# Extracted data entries
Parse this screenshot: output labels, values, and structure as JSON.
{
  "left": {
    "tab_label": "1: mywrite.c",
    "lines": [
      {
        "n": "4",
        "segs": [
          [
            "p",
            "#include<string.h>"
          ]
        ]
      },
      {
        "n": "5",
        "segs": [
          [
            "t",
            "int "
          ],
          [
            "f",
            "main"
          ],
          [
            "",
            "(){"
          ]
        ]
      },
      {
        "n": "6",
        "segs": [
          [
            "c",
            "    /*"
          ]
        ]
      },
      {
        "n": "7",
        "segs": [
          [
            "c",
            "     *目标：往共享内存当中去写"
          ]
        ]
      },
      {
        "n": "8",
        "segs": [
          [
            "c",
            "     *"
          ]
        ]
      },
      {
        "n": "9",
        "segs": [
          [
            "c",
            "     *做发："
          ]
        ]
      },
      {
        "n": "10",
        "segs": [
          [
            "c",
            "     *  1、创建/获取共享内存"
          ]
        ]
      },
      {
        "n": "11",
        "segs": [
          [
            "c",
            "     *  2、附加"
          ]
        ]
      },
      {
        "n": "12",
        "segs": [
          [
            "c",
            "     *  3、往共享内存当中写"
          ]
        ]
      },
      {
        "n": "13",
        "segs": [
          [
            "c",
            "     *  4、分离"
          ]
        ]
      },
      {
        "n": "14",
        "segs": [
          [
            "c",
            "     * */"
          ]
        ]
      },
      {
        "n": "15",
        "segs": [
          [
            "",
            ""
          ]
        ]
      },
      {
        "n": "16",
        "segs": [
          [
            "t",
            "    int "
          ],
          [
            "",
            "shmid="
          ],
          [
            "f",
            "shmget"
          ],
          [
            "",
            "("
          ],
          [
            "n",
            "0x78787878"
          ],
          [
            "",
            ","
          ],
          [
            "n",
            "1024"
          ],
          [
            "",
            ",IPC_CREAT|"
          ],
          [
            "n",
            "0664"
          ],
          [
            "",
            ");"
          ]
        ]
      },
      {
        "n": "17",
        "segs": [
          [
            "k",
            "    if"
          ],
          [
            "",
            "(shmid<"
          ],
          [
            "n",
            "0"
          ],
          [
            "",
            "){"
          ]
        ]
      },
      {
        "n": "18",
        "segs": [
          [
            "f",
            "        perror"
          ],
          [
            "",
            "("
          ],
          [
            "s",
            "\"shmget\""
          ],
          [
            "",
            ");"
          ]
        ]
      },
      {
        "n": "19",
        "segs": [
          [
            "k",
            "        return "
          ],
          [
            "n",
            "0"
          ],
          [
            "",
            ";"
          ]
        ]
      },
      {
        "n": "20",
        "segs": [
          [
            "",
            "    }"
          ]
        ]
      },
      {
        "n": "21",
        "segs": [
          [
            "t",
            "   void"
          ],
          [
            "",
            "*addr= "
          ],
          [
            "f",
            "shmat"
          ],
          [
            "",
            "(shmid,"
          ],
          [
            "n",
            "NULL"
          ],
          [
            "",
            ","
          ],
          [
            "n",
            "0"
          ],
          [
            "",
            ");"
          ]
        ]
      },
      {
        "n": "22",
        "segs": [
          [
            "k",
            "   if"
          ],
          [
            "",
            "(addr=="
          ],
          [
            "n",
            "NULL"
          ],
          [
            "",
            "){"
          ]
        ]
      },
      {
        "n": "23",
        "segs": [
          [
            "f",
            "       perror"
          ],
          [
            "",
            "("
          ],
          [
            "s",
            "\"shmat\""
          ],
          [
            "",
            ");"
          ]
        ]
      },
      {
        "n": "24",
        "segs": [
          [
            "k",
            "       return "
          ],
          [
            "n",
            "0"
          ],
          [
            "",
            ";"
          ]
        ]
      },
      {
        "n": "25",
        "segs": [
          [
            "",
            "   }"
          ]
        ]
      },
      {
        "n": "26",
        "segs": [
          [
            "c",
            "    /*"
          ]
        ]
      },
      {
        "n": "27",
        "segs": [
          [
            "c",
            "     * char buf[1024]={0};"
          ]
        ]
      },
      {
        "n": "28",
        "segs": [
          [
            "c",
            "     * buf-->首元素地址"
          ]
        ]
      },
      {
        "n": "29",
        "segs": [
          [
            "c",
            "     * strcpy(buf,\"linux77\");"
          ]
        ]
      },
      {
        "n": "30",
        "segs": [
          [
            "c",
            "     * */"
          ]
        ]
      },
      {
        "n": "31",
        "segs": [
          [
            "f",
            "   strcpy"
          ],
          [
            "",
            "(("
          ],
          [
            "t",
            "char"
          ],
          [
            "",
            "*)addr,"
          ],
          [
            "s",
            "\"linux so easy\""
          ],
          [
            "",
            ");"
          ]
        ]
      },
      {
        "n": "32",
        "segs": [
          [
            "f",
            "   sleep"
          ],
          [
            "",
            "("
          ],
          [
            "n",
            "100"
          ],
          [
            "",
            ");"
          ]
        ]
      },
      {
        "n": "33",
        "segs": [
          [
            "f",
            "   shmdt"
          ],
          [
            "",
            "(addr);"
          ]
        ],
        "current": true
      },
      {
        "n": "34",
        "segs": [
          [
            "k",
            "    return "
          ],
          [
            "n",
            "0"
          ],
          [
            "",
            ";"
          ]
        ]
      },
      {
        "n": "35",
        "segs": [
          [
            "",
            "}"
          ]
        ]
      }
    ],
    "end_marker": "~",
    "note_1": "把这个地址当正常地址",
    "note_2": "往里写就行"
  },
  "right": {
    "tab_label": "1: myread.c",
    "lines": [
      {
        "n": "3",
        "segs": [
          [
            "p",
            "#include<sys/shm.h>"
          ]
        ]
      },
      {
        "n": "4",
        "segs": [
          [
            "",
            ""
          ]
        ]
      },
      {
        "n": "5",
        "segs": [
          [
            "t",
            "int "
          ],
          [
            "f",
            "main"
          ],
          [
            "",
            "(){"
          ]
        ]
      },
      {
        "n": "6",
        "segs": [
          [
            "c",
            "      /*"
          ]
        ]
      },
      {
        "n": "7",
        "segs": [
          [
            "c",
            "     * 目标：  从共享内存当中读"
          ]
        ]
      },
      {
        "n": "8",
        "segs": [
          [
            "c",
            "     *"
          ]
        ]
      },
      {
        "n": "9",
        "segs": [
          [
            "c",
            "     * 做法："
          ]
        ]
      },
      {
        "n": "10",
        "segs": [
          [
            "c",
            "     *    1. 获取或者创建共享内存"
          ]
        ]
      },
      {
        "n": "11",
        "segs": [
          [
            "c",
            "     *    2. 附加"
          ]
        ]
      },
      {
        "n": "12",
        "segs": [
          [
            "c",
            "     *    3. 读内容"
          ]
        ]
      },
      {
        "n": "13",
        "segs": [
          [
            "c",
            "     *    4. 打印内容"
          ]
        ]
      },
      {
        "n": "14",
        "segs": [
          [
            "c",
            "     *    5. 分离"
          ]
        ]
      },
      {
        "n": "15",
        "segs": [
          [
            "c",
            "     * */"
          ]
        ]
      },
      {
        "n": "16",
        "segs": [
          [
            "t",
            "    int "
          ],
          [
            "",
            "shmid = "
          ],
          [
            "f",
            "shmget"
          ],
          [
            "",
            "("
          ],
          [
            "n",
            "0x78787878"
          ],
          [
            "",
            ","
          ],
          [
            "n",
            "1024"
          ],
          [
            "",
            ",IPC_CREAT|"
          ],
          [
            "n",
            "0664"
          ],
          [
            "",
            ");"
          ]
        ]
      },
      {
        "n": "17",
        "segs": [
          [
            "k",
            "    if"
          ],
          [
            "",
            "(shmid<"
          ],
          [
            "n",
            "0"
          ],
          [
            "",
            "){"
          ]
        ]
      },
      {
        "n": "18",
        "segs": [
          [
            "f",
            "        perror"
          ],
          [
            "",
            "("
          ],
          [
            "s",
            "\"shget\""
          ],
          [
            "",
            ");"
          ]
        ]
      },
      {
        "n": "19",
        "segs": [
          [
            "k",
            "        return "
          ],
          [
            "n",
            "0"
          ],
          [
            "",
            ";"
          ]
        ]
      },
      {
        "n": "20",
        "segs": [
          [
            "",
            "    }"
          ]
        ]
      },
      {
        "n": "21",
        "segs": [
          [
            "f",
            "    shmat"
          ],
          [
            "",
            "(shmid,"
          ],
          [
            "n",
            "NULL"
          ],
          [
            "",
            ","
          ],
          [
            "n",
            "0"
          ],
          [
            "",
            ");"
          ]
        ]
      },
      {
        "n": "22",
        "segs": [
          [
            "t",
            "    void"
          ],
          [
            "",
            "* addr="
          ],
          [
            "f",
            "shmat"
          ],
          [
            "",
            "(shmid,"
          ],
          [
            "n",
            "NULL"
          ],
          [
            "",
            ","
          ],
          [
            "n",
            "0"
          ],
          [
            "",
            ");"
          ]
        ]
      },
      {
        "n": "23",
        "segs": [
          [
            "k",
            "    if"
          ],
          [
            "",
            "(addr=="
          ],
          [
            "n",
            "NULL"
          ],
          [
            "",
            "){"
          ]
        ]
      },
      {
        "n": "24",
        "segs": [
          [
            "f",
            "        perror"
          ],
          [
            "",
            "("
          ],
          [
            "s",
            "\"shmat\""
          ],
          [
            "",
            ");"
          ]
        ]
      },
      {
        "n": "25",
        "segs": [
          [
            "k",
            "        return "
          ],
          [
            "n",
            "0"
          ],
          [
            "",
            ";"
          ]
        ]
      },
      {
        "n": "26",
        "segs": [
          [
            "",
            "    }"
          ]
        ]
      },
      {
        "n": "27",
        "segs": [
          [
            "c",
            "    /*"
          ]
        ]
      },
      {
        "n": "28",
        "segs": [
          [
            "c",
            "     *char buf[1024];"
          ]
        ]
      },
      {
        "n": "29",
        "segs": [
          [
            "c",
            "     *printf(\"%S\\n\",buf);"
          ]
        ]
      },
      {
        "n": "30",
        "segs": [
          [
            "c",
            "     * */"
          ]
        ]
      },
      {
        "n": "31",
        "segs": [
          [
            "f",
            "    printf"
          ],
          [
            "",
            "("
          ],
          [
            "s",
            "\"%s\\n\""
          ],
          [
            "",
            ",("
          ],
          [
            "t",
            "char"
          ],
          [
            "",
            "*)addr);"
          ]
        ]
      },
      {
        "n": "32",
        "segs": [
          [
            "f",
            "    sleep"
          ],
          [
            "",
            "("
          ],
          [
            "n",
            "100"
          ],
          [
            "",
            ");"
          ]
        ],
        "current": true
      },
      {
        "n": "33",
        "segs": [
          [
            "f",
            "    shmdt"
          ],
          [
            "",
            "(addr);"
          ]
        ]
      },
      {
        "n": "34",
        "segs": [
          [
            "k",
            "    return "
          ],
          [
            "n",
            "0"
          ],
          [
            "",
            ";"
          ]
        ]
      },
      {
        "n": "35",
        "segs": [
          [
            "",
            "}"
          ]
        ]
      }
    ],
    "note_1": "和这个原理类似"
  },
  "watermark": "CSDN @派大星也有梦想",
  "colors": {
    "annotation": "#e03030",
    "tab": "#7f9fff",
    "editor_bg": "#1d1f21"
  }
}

# TASK PROMPT
Filter the listing for the word "char" and copy every line that holds it.

# SOLUTION TO THIS TASK
            "     * char buf[1024]={0};"
            "char"
            "     *char buf[1024];"
            "char"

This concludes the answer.